BRIEF:
Beginning with the line where "Output the text content of this document." appears, restate the lines word for word through the last one in the listing.

EXTRACTED MATERIAL:
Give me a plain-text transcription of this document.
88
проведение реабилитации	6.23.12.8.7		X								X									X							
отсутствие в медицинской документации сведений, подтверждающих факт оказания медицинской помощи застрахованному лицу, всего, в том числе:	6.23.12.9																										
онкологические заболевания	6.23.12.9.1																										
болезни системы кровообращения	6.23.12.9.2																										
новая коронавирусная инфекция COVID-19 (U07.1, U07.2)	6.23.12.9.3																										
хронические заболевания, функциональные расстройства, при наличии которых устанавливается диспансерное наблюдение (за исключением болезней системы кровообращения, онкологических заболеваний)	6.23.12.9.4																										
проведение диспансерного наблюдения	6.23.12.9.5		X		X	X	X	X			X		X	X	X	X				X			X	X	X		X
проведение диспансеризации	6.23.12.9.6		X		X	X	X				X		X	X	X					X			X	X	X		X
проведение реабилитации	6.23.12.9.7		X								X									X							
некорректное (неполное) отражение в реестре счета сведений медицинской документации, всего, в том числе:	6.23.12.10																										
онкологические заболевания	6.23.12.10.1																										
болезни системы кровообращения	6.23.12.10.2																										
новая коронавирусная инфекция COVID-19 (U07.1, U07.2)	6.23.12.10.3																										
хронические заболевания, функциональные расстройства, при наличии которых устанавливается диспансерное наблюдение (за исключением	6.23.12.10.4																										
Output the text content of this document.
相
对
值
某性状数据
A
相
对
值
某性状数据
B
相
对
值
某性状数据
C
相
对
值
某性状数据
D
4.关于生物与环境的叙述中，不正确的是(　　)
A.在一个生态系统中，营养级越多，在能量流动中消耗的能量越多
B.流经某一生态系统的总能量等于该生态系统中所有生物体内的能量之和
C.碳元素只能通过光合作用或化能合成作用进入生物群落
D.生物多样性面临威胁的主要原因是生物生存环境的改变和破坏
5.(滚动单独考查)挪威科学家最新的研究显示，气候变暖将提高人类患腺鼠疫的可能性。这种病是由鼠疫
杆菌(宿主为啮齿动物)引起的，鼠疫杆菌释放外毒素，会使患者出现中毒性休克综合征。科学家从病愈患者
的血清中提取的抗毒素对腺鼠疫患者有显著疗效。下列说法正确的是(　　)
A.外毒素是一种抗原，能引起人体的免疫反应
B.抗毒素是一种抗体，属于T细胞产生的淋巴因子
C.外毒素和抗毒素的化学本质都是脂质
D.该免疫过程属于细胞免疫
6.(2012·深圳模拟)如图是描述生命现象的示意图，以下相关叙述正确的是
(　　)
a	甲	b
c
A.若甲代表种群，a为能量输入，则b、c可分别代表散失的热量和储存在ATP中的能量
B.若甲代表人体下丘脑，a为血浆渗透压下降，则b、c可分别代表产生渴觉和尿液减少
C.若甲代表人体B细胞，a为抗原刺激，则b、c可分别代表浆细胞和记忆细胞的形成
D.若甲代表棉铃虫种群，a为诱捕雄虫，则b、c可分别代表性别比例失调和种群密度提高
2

RESULT:
Output the text content of this document.
相
对
值
某性状数据
A
相
对
值
某性状数据
B
相
对
值
某性状数据
C
相
对
值
某性状数据
D
4.关于生物与环境的叙述中，不正确的是(　　)
A.在一个生态系统中，营养级越多，在能量流动中消耗的能量越多
B.流经某一生态系统的总能量等于该生态系统中所有生物体内的能量之和
C.碳元素只能通过光合作用或化能合成作用进入生物群落
D.生物多样性面临威胁的主要原因是生物生存环境的改变和破坏
5.(滚动单独考查)挪威科学家最新的研究显示，气候变暖将提高人类患腺鼠疫的可能性。这种病是由鼠疫
杆菌(宿主为啮齿动物)引起的，鼠疫杆菌释放外毒素，会使患者出现中毒性休克综合征。科学家从病愈患者
的血清中提取的抗毒素对腺鼠疫患者有显著疗效。下列说法正确的是(　　)
A.外毒素是一种抗原，能引起人体的免疫反应
B.抗毒素是一种抗体，属于T细胞产生的淋巴因子
C.外毒素和抗毒素的化学本质都是脂质
D.该免疫过程属于细胞免疫
6.(2012·深圳模拟)如图是描述生命现象的示意图，以下相关叙述正确的是
(　　)
a	甲	b
c
A.若甲代表种群，a为能量输入，则b、c可分别代表散失的热量和储存在ATP中的能量
B.若甲代表人体下丘脑，a为血浆渗透压下降，则b、c可分别代表产生渴觉和尿液减少
C.若甲代表人体B细胞，a为抗原刺激，则b、c可分别代表浆细胞和记忆细胞的形成
D.若甲代表棉铃虫种群，a为诱捕雄虫，则b、c可分别代表性别比例失调和种群密度提高
2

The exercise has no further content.